Exercise details: Leave out the pictures and copy everything else in the entries exactly.

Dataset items
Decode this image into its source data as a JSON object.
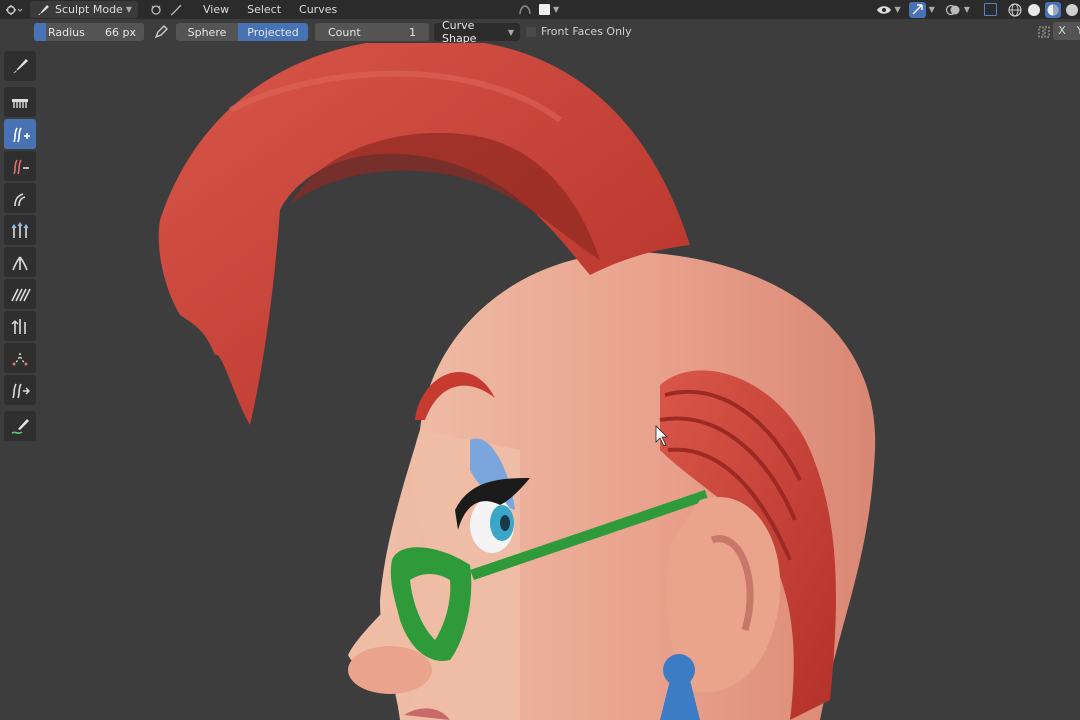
{
  "header": {
    "mode_label": "Sculpt Mode",
    "menus": [
      "View",
      "Select",
      "Curves"
    ]
  },
  "tool_header": {
    "radius_label": "Radius",
    "radius_value": "66 px",
    "falloff_options": [
      "Sphere",
      "Projected"
    ],
    "falloff_selected": "Projected",
    "count_label": "Count",
    "count_value": "1",
    "curve_shape_label": "Curve Shape",
    "front_faces_label": "Front Faces Only",
    "front_faces_checked": false,
    "axis_x": "X",
    "axis_y": "Y"
  },
  "toolbar": {
    "tools": [
      {
        "name": "selection-paint-icon",
        "active": false
      },
      {
        "name": "comb-icon",
        "active": false
      },
      {
        "name": "add-curves-icon",
        "active": true
      },
      {
        "name": "delete-curves-icon",
        "active": false
      },
      {
        "name": "snake-hook-icon",
        "active": false
      },
      {
        "name": "grow-shrink-icon",
        "active": false
      },
      {
        "name": "pinch-icon",
        "active": false
      },
      {
        "name": "puff-icon",
        "active": false
      },
      {
        "name": "smooth-icon",
        "active": false
      },
      {
        "name": "density-icon",
        "active": false
      },
      {
        "name": "slide-icon",
        "active": false
      },
      {
        "name": "annotate-icon",
        "active": false
      }
    ]
  },
  "colors": {
    "accent": "#4772b3",
    "header_bg": "#2b2b2b",
    "viewport_bg": "#3d3d3d",
    "hair": "#c6403a",
    "skin": "#e8a58f",
    "glasses": "#2f9a3a",
    "earring": "#3b7cc4"
  }
}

Written response:
Decode this image into its source data as a JSON object.
{
  "header": {
    "mode_label": "Sculpt Mode",
    "menus": [
      "View",
      "Select",
      "Curves"
    ]
  },
  "tool_header": {
    "radius_label": "Radius",
    "radius_value": "66 px",
    "falloff_options": [
      "Sphere",
      "Projected"
    ],
    "falloff_selected": "Projected",
    "count_label": "Count",
    "count_value": "1",
    "curve_shape_label": "Curve Shape",
    "front_faces_label": "Front Faces Only",
    "front_faces_checked": false,
    "axis_x": "X",
    "axis_y": "Y"
  },
  "toolbar": {
    "tools": [
      {
        "name": "selection-paint-icon",
        "active": false
      },
      {
        "name": "comb-icon",
        "active": false
      },
      {
        "name": "add-curves-icon",
        "active": true
      },
      {
        "name": "delete-curves-icon",
        "active": false
      },
      {
        "name": "snake-hook-icon",
        "active": false
      },
      {
        "name": "grow-shrink-icon",
        "active": false
      },
      {
        "name": "pinch-icon",
        "active": false
      },
      {
        "name": "puff-icon",
        "active": false
      },
      {
        "name": "smooth-icon",
        "active": false
      },
      {
        "name": "density-icon",
        "active": false
      },
      {
        "name": "slide-icon",
        "active": false
      },
      {
        "name": "annotate-icon",
        "active": false
      }
    ]
  },
  "colors": {
    "accent": "#4772b3",
    "header_bg": "#2b2b2b",
    "viewport_bg": "#3d3d3d",
    "hair": "#c6403a",
    "skin": "#e8a58f",
    "glasses": "#2f9a3a",
    "earring": "#3b7cc4"
  }
}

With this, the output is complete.